§ **ÉNONCÉ DU PROBLÈME**: Recopiez à l'identique le passage du texte sur Dominique Litaudon qui commence aux mots « Après avoir capté » et s'arrête après « du ciel d’Angleterre. ».

Dominique Litaudon fréquente les salles de danse depuis son plus jeune âge. L’élan du danseur dans l’espace nous rend compte d’une volonté très forte d’aller au-delà des forces humaines. La vraie liberté de l’Etre Humain est dans l’essence du mouvement.

En Angleterre, elle a commencé à dessiner et peindre les danseurs professionnels. A travers leur performances, Dominique a découvert cette puissance extrême dans chaque geste du danseur.

Un travail intérieur et un cheminement artistique l’ont rendu disponible à cette rencontre avec le mouvement jusqu’à son paroxysme.

Après avoir capté au fusain les mouvements, les poses et les sentiments du danseur déployant son énergie, de retour dans son atelier, elle peint ce qu’elle vient d’observer. Elle  laisse paraître le corps en mouvance, suspendu dans son élan. Dominique peint le danseur de manière figurative. Le mouvement est signifié par des « ramages » situés en arrière plan du danseur. Sa palette de couleurs est dans une dominante bleue, rouge foncé. Les tons restent sous l’influence du ciel d’Angleterre.

Entrées du jeu de données
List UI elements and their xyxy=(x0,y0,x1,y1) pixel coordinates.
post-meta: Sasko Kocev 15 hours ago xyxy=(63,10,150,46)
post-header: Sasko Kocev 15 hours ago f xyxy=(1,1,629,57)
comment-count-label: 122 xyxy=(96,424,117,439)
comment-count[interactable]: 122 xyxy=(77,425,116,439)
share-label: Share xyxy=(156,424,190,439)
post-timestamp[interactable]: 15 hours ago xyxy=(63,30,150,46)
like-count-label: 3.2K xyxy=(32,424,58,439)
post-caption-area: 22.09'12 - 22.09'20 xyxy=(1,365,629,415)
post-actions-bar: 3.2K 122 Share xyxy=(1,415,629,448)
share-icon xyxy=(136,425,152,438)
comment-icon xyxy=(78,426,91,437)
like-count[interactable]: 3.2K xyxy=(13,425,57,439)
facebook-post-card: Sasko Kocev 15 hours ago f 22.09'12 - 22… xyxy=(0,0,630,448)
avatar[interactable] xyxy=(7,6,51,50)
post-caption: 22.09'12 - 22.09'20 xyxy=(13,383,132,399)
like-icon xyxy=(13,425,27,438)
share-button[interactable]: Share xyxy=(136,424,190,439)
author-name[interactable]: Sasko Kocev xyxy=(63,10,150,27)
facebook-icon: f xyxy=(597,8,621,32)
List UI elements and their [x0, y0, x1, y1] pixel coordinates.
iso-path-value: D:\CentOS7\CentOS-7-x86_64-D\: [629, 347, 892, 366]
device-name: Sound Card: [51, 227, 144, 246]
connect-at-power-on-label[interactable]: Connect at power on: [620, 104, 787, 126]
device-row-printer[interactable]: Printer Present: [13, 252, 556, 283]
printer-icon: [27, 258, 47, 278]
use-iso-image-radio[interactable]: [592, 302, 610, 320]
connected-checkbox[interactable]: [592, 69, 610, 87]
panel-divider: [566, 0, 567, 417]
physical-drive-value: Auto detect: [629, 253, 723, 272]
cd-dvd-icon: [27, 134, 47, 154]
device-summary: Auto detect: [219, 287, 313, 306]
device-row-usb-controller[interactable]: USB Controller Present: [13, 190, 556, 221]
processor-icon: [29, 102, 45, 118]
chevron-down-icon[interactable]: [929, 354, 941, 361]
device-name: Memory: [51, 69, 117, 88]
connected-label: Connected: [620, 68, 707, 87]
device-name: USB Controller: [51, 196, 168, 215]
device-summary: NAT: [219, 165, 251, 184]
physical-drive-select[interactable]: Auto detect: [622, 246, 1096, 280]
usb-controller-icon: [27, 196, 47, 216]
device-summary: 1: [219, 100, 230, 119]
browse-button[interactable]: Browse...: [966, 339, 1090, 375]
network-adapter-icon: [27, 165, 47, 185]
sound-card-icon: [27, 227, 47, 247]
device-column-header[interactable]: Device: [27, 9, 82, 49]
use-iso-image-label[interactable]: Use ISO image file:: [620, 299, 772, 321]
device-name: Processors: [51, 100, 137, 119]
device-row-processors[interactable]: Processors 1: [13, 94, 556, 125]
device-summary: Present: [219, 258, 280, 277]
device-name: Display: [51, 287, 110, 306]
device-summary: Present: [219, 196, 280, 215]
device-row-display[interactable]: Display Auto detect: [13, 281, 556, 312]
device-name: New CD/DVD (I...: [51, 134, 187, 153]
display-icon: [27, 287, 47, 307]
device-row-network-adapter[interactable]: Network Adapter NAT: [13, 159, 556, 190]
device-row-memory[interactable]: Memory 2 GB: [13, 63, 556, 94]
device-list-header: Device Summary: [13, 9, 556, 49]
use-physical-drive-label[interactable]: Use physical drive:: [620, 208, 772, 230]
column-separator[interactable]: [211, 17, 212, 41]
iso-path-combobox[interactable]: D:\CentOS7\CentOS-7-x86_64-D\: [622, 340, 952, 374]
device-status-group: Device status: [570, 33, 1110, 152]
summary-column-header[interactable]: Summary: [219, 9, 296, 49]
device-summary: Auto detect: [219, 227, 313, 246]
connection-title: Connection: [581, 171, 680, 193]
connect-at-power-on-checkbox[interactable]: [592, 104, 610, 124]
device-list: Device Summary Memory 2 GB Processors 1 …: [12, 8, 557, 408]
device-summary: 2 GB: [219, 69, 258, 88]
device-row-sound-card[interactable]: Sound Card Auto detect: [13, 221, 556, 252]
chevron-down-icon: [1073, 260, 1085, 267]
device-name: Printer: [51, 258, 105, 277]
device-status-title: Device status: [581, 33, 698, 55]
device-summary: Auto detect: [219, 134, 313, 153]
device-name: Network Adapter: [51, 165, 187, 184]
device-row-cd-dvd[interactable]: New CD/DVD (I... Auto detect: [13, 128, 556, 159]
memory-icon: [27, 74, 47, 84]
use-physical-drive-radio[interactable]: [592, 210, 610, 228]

§ **SOLUTION DU PROBLÈME**:
Après avoir capté au fusain les mouvements, les poses et les sentiments du danseur déployant son énergie, de retour dans son atelier, elle peint ce qu’elle vient d’observer. Elle  laisse paraître le corps en mouvance, suspendu dans son élan. Dominique peint le danseur de manière figurative. Le mouvement est signifié par des « ramages » situés en arrière plan du danseur. Sa palette de couleurs est dans une dominante bleue, rouge foncé. Les tons restent sous l’influence du ciel d’Angleterre.